Records:
────────────────

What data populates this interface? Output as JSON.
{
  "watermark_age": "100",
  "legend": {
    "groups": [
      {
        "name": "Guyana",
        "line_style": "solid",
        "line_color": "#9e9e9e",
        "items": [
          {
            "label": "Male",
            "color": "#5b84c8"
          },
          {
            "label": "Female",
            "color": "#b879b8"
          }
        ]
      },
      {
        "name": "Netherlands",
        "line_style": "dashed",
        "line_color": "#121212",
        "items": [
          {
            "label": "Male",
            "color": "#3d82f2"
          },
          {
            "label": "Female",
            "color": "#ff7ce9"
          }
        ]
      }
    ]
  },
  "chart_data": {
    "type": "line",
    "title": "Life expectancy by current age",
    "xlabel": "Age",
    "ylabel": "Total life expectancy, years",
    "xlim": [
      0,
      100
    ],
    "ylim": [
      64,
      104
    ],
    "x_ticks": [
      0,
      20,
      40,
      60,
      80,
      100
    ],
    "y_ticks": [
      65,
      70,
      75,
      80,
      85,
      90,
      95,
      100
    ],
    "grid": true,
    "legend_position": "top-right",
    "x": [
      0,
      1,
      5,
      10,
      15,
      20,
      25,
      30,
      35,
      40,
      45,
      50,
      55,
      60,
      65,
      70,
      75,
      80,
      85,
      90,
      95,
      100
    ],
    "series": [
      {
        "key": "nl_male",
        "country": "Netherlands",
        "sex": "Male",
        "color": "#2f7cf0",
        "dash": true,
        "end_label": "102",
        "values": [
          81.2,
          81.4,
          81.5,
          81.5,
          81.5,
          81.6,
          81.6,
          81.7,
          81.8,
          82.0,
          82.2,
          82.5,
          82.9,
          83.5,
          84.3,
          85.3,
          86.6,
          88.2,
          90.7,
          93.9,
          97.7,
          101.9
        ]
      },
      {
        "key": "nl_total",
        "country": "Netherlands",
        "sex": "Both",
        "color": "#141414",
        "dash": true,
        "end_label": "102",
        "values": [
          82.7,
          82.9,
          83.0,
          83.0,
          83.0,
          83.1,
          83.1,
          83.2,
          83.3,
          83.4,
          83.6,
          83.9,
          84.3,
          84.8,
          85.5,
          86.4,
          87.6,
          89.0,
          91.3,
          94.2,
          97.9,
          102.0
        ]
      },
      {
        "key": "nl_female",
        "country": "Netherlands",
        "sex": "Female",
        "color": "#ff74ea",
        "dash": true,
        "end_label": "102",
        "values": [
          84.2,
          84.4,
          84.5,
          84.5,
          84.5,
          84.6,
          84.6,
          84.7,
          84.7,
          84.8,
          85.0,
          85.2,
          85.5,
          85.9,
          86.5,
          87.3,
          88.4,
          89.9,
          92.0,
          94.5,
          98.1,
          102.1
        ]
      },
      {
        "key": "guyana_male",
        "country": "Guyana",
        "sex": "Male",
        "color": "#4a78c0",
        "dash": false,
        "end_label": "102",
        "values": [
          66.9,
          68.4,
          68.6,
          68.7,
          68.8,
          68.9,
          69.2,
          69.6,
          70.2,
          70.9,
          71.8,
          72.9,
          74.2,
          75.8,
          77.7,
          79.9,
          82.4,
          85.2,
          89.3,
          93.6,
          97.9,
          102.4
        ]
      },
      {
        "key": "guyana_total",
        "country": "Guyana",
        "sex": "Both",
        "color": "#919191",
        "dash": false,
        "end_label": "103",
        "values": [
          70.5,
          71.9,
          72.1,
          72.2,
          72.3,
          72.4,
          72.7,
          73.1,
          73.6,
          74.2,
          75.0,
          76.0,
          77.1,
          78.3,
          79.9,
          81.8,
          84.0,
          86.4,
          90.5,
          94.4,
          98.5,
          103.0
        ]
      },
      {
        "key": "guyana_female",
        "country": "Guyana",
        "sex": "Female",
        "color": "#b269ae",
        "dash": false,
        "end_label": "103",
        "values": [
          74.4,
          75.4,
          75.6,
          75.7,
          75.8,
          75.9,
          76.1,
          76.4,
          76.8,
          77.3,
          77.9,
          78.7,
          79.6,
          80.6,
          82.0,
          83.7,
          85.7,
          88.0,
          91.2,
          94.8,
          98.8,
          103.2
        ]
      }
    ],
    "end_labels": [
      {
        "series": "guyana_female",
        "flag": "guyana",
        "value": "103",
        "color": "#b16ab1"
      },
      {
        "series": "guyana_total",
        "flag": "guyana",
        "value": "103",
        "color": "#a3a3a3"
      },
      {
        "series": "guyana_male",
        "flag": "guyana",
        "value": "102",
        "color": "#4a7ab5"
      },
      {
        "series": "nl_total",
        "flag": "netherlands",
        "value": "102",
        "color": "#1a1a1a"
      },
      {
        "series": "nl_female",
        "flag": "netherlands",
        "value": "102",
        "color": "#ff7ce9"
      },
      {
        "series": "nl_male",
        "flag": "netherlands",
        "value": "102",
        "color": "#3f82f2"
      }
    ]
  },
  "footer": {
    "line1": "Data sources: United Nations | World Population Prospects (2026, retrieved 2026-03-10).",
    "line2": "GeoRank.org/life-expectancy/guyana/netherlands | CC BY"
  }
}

────────────────

● **What you will do**:
Write out every entry verbatim.

● **Solution to this exercise**:
What data populates this interface? Output as JSON.
{
  "watermark_age": "100",
  "legend": {
    "groups": [
      {
        "name": "Guyana",
        "line_style": "solid",
        "line_color": "#9e9e9e",
        "items": [
          {
            "label": "Male",
            "color": "#5b84c8"
          },
          {
            "label": "Female",
            "color": "#b879b8"
          }
        ]
      },
      {
        "name": "Netherlands",
        "line_style": "dashed",
        "line_color": "#121212",
        "items": [
          {
            "label": "Male",
            "color": "#3d82f2"
          },
          {
            "label": "Female",
            "color": "#ff7ce9"
          }
        ]
      }
    ]
  },
  "chart_data": {
    "type": "line",
    "title": "Life expectancy by current age",
    "xlabel": "Age",
    "ylabel": "Total life expectancy, years",
    "xlim": [
      0,
      100
    ],
    "ylim": [
      64,
      104
    ],
    "x_ticks": [
      0,
      20,
      40,
      60,
      80,
      100
    ],
    "y_ticks": [
      65,
      70,
      75,
      80,
      85,
      90,
      95,
      100
    ],
    "grid": true,
    "legend_position": "top-right",
    "x": [
      0,
      1,
      5,
      10,
      15,
      20,
      25,
      30,
      35,
      40,
      45,
      50,
      55,
      60,
      65,
      70,
      75,
      80,
      85,
      90,
      95,
      100
    ],
    "series": [
      {
        "key": "nl_male",
        "country": "Netherlands",
        "sex": "Male",
        "color": "#2f7cf0",
        "dash": true,
        "end_label": "102",
        "values": [
          81.2,
          81.4,
          81.5,
          81.5,
          81.5,
          81.6,
          81.6,
          81.7,
          81.8,
          82.0,
          82.2,
          82.5,
          82.9,
          83.5,
          84.3,
          85.3,
          86.6,
          88.2,
          90.7,
          93.9,
          97.7,
          101.9
        ]
      },
      {
        "key": "nl_total",
        "country": "Netherlands",
        "sex": "Both",
        "color": "#141414",
        "dash": true,
        "end_label": "102",
        "values": [
          82.7,
          82.9,
          83.0,
          83.0,
          83.0,
          83.1,
          83.1,
          83.2,
          83.3,
          83.4,
          83.6,
          83.9,
          84.3,
          84.8,
          85.5,
          86.4,
          87.6,
          89.0,
          91.3,
          94.2,
          97.9,
          102.0
        ]
      },
      {
        "key": "nl_female",
        "country": "Netherlands",
        "sex": "Female",
        "color": "#ff74ea",
        "dash": true,
        "end_label": "102",
        "values": [
          84.2,
          84.4,
          84.5,
          84.5,
          84.5,
          84.6,
          84.6,
          84.7,
          84.7,
          84.8,
          85.0,
          85.2,
          85.5,
          85.9,
          86.5,
          87.3,
          88.4,
          89.9,
          92.0,
          94.5,
          98.1,
          102.1
        ]
      },
      {
        "key": "guyana_male",
        "country": "Guyana",
        "sex": "Male",
        "color": "#4a78c0",
        "dash": false,
        "end_label": "102",
        "values": [
          66.9,
          68.4,
          68.6,
          68.7,
          68.8,
          68.9,
          69.2,
          69.6,
          70.2,
          70.9,
          71.8,
          72.9,
          74.2,
          75.8,
          77.7,
          79.9,
          82.4,
          85.2,
          89.3,
          93.6,
          97.9,
          102.4
        ]
      },
      {
        "key": "guyana_total",
        "country": "Guyana",
        "sex": "Both",
        "color": "#919191",
        "dash": false,
        "end_label": "103",
        "values": [
          70.5,
          71.9,
          72.1,
          72.2,
          72.3,
          72.4,
          72.7,
          73.1,
          73.6,
          74.2,
          75.0,
          76.0,
          77.1,
          78.3,
          79.9,
          81.8,
          84.0,
          86.4,
          90.5,
          94.4,
          98.5,
          103.0
        ]
      },
      {
        "key": "guyana_female",
        "country": "Guyana",
        "sex": "Female",
        "color": "#b269ae",
        "dash": false,
        "end_label": "103",
        "values": [
          74.4,
          75.4,
          75.6,
          75.7,
          75.8,
          75.9,
          76.1,
          76.4,
          76.8,
          77.3,
          77.9,
          78.7,
          79.6,
          80.6,
          82.0,
          83.7,
          85.7,
          88.0,
          91.2,
          94.8,
          98.8,
          103.2
        ]
      }
    ],
    "end_labels": [
      {
        "series": "guyana_female",
        "flag": "guyana",
        "value": "103",
        "color": "#b16ab1"
      },
      {
        "series": "guyana_total",
        "flag": "guyana",
        "value": "103",
        "color": "#a3a3a3"
      },
      {
        "series": "guyana_male",
        "flag": "guyana",
        "value": "102",
        "color": "#4a7ab5"
      },
      {
        "series": "nl_total",
        "flag": "netherlands",
        "value": "102",
        "color": "#1a1a1a"
      },
      {
        "series": "nl_female",
        "flag": "netherlands",
        "value": "102",
        "color": "#ff7ce9"
      },
      {
        "series": "nl_male",
        "flag": "netherlands",
        "value": "102",
        "color": "#3f82f2"
      }
    ]
  },
  "footer": {
    "line1": "Data sources: United Nations | World Population Prospects (2026, retrieved 2026-03-10).",
    "line2": "GeoRank.org/life-expectancy/guyana/netherlands | CC BY"
  }
}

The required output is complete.